課題: データの冒頭から「file-number-top: 9 [303, 2, 309, 14]」を含む行までの範囲を、両端の行も含めて一字一句変えずに出力すること。

━━━━━━━━━━━━━━━━

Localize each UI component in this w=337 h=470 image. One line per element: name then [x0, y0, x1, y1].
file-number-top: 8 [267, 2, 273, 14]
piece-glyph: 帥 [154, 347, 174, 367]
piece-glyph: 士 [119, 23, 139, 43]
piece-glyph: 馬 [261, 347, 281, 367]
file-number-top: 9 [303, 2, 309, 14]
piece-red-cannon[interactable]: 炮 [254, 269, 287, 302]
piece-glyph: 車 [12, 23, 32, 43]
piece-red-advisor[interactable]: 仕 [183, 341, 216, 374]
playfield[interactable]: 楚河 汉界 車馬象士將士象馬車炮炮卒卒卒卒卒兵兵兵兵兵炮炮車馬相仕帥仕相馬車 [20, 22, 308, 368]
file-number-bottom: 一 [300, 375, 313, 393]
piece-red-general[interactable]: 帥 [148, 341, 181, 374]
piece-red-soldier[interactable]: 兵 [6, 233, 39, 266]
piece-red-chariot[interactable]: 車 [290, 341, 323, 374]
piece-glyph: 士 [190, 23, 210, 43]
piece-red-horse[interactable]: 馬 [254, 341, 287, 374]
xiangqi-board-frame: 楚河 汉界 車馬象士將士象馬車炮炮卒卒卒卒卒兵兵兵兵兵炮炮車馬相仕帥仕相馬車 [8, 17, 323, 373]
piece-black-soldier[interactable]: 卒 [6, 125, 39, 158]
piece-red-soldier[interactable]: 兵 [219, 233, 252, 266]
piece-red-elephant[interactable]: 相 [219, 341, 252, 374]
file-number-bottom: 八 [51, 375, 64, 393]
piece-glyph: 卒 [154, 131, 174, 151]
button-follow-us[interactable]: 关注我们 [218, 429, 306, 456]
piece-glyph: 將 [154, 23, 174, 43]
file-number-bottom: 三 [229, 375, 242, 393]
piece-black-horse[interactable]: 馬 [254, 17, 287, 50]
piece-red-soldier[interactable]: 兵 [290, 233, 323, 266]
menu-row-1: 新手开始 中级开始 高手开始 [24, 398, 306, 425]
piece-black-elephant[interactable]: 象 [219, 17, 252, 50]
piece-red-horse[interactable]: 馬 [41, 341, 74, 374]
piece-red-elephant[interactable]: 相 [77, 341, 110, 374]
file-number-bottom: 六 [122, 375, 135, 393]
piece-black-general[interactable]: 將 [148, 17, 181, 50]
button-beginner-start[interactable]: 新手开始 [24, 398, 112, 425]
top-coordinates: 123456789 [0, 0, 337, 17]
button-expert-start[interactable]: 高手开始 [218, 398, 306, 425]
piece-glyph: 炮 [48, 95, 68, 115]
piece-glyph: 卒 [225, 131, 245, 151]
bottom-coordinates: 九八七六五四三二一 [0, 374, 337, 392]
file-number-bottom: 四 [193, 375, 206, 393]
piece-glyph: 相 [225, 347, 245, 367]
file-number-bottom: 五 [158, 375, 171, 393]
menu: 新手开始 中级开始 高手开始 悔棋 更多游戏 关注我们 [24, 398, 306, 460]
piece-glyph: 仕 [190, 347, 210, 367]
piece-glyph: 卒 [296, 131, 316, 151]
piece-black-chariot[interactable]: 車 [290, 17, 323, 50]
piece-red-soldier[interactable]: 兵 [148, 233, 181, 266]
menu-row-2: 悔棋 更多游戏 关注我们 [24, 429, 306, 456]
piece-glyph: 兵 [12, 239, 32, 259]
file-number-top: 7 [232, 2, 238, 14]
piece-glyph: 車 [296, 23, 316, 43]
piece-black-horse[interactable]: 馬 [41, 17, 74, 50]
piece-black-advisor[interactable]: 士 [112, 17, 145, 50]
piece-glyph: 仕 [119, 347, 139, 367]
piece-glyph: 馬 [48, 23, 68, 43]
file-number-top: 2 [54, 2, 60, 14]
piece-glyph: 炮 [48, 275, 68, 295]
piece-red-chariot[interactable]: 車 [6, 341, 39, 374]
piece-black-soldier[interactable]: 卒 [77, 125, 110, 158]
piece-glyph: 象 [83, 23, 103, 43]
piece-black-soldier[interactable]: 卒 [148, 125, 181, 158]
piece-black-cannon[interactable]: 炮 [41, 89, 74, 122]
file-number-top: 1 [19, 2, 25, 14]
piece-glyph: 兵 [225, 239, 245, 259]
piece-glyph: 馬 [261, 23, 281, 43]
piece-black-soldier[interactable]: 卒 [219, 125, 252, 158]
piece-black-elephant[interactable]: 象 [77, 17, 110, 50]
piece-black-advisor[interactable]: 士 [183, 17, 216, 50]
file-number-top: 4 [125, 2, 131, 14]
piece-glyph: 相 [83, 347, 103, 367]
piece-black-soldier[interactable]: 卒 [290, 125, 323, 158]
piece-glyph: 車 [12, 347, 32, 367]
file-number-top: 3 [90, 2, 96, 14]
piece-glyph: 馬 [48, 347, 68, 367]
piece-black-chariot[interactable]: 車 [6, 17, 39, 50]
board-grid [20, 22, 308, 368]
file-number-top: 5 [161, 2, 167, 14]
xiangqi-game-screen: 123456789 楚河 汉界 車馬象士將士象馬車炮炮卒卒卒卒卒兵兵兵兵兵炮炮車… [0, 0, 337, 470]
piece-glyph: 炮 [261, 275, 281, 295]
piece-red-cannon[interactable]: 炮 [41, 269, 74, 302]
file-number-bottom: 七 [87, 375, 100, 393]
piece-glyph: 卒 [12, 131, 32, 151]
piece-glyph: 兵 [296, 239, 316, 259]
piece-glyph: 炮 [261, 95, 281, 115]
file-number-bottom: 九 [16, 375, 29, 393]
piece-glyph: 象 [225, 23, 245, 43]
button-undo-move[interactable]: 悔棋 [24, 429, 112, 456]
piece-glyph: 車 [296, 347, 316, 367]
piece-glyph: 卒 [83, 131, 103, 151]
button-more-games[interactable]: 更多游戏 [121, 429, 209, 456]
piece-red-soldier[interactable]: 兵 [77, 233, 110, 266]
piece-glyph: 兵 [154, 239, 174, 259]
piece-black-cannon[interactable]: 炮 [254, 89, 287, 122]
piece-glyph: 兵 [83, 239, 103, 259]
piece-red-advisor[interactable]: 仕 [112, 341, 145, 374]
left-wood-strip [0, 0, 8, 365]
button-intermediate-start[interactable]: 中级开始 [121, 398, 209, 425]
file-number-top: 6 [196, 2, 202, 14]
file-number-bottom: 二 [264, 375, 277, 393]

━━━━━━━━━━━━━━━━

回答:
Localize each UI component in this w=337 h=470 image. One line per element: name then [x0, y0, x1, y1].
file-number-top: 8 [267, 2, 273, 14]
piece-glyph: 帥 [154, 347, 174, 367]
piece-glyph: 士 [119, 23, 139, 43]
piece-glyph: 馬 [261, 347, 281, 367]
file-number-top: 9 [303, 2, 309, 14]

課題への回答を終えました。